◆ WHAT YOU HAVE TO DO:
Reproduce each line exactly, including spacing and punctuation.

------------------------------------------------------------

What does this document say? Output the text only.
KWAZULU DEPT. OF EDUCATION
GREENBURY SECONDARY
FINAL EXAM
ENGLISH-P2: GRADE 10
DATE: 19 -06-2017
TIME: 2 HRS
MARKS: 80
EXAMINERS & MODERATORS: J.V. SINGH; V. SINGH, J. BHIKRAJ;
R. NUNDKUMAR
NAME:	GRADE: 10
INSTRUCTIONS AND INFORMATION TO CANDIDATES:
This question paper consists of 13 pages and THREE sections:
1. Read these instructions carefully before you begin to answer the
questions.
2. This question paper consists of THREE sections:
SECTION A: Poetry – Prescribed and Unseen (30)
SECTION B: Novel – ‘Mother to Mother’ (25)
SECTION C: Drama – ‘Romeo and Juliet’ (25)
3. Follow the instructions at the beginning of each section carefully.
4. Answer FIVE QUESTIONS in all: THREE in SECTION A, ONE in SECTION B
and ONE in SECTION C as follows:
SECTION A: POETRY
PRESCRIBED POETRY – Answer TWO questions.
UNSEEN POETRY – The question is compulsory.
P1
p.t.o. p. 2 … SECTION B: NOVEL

------------------------------------------------------------

◆ THE COMPLETED TASK:
What does this document say? Output the text only.
KWAZULU DEPT. OF EDUCATION
GREENBURY SECONDARY
FINAL EXAM
ENGLISH-P2: GRADE 10
DATE: 19 -06-2017
TIME: 2 HRS
MARKS: 80
EXAMINERS & MODERATORS: J.V. SINGH; V. SINGH, J. BHIKRAJ;
R. NUNDKUMAR
NAME:	GRADE: 10
INSTRUCTIONS AND INFORMATION TO CANDIDATES:
This question paper consists of 13 pages and THREE sections:
1. Read these instructions carefully before you begin to answer the
questions.
2. This question paper consists of THREE sections:
SECTION A: Poetry – Prescribed and Unseen (30)
SECTION B: Novel – ‘Mother to Mother’ (25)
SECTION C: Drama – ‘Romeo and Juliet’ (25)
3. Follow the instructions at the beginning of each section carefully.
4. Answer FIVE QUESTIONS in all: THREE in SECTION A, ONE in SECTION B
and ONE in SECTION C as follows:
SECTION A: POETRY
PRESCRIBED POETRY – Answer TWO questions.
UNSEEN POETRY – The question is compulsory.
P1
p.t.o. p. 2 … SECTION B: NOVEL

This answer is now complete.